→ What the exercise asks: Count every line below in which "Ordin" occurs, then give only the count.

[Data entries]
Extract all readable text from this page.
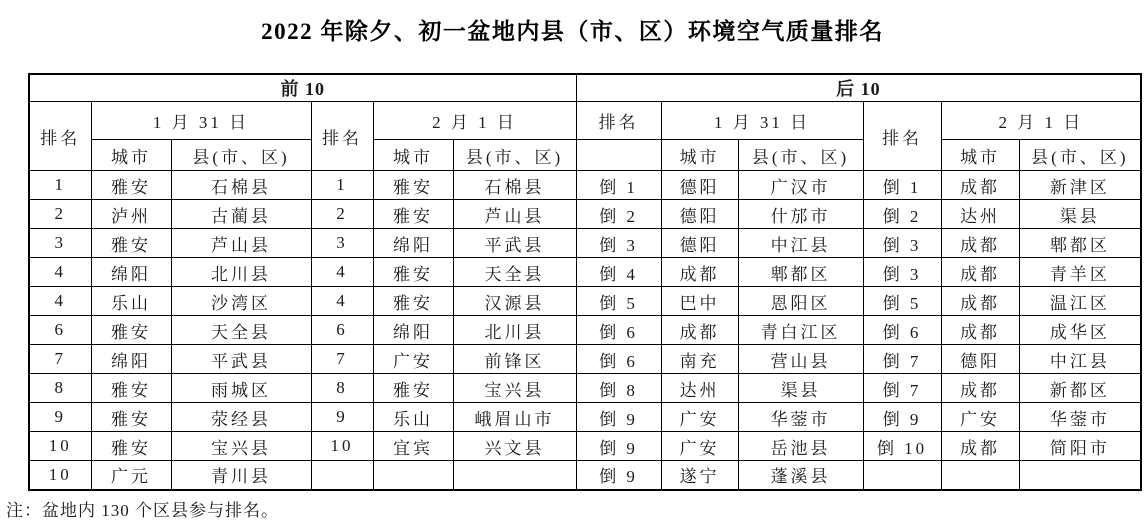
2022 年除夕、初一盆地内县（市、区）环境空气质量排名
前 10						后 10					
排名	1 月 31 日		排名	2 月 1 日		排名	1 月 31 日		排名	2 月 1 日	
	城市	县(市、区)		城市	县(市、区)		城市	县(市、区)		城市	县(市、区)
1	雅安	石棉县	1	雅安	石棉县	倒 1	德阳	广汉市	倒 1	成都	新津区
2	泸州	古蔺县	2	雅安	芦山县	倒 2	德阳	什邡市	倒 2	达州	渠县
3	雅安	芦山县	3	绵阳	平武县	倒 3	德阳	中江县	倒 3	成都	郫都区
4	绵阳	北川县	4	雅安	天全县	倒 4	成都	郫都区	倒 3	成都	青羊区
4	乐山	沙湾区	4	雅安	汉源县	倒 5	巴中	恩阳区	倒 5	成都	温江区
6	雅安	天全县	6	绵阳	北川县	倒 6	成都	青白江区	倒 6	成都	成华区
7	绵阳	平武县	7	广安	前锋区	倒 6	南充	营山县	倒 7	德阳	中江县
8	雅安	雨城区	8	雅安	宝兴县	倒 8	达州	渠县	倒 7	成都	新都区
9	雅安	荥经县	9	乐山	峨眉山市	倒 9	广安	华蓥市	倒 9	广安	华蓥市
10	雅安	宝兴县	10	宜宾	兴文县	倒 9	广安	岳池县	倒 10	成都	简阳市
10	广元	青川县				倒 9	遂宁	蓬溪县			
注：盆地内 130 个区县参与排名。
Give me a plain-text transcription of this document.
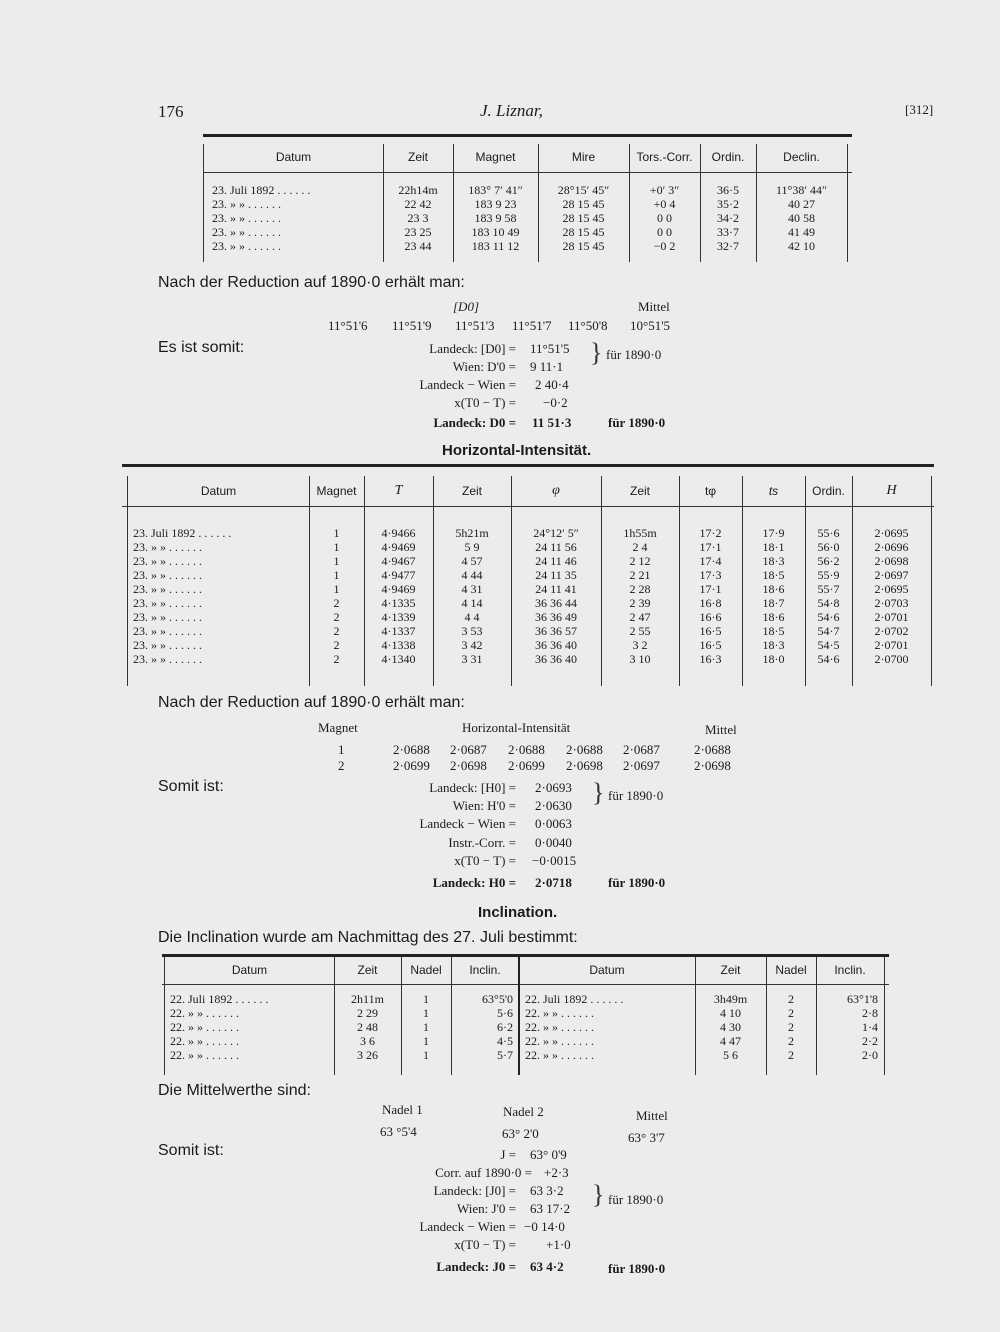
176	J. Liznar,	[312]
Datum	Zeit	Magnet	Mire	Tors.-Corr.	Ordin.	Declin.
23. Juli 1892 . . . . . .	22h14m	183° 7′ 41″	28°15′ 45″	+0′ 3″	36·5	11°38′ 44″
23. » » . . . . . .	22 42	183 9 23	28 15 45	+0 4	35·2	40 27
23. » » . . . . . .	23 3	183 9 58	28 15 45	0 0	34·2	40 58
23. » » . . . . . .	23 25	183 10 49	28 15 45	0 0	33·7	41 49
23. » » . . . . . .	23 44	183 11 12	28 15 45	−0 2	32·7	42 10
Nach der Reduction auf 1890·0 erhält man:
[D0]	Mittel
11°51'6 11°51'9 11°51'3 11°51'7 11°50'8 10°51'5
Es ist somit:	Landeck: [D0] = 11°51'5
Wien: D'0 = 9 11·1 } für 1890·0
Landeck − Wien = 2 40·4
x(T0 − T) = −0·2
Landeck: D0 = 11 51·3	für 1890·0
Horizontal-Intensität.
Datum	Magnet	T	Zeit	φ	Zeit	tφ	ts	Ordin.	H
23. Juli 1892 . . . . . .	1	4·9466	5h21m	24°12′ 5″	1h55m	17·2	17·9	55·6	2·0695
23. » » . . . . . .	1	4·9469	5 9	24 11 56	2 4	17·1	18·1	56·0	2·0696
23. » » . . . . . .	1	4·9467	4 57	24 11 46	2 12	17·4	18·3	56·2	2·0698
23. » » . . . . . .	1	4·9477	4 44	24 11 35	2 21	17·3	18·5	55·9	2·0697
23. » » . . . . . .	1	4·9469	4 31	24 11 41	2 28	17·1	18·6	55·7	2·0695
23. » » . . . . . .	2	4·1335	4 14	36 36 44	2 39	16·8	18·7	54·8	2·0703
23. » » . . . . . .	2	4·1339	4 4	36 36 49	2 47	16·6	18·6	54·6	2·0701
23. » » . . . . . .	2	4·1337	3 53	36 36 57	2 55	16·5	18·5	54·7	2·0702
23. » » . . . . . .	2	4·1338	3 42	36 36 40	3 2	16·5	18·3	54·5	2·0701
23. » » . . . . . .	2	4·1340	3 31	36 36 40	3 10	16·3	18·0	54·6	2·0700
Nach der Reduction auf 1890·0 erhält man:
Magnet	Horizontal-Intensität	Mittel
1	2·0688 2·0687 2·0688 2·0688 2·0687	2·0688
2	2·0699 2·0698 2·0699 2·0698 2·0697	2·0698
Somit ist:	Landeck: [H0] = 2·0693
Wien: H'0 = 2·0630 } für 1890·0
Landeck − Wien = 0·0063
Instr.-Corr. = 0·0040
x(T0 − T) = −0·0015
Landeck: H0 = 2·0718	für 1890·0
Inclination.
Die Inclination wurde am Nachmittag des 27. Juli bestimmt:
Datum	Zeit	Nadel	Inclin.	Datum	Zeit	Nadel	Inclin.
22. Juli 1892 . . . . . .	2h11m	1	63°5'0	22. Juli 1892 . . . . . .	3h49m	2	63°1'8
22. » » . . . . . .	2 29	1	5·6	22. » » . . . . . .	4 10	2	2·8
22. » » . . . . . .	2 48	1	6·2	22. » » . . . . . .	4 30	2	1·4
22. » » . . . . . .	3 6	1	4·5	22. » » . . . . . .	4 47	2	2·2
22. » » . . . . . .	3 26	1	5·7	22. » » . . . . . .	5 6	2	2·0
Die Mittelwerthe sind:
Nadel 1	Nadel 2	Mittel
63 °5'4	63° 2'0	63° 3'7
Somit ist:	J = 63° 0'9
Corr. auf 1890·0 = +2·3
Landeck: [J0] = 63 3·2
Wien: J'0 = 63 17·2 } für 1890·0
Landeck − Wien = −0 14·0
x(T0 − T) = +1·0
Landeck: J0 = 63 4·2	für 1890·0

→ Result of this exercise: 2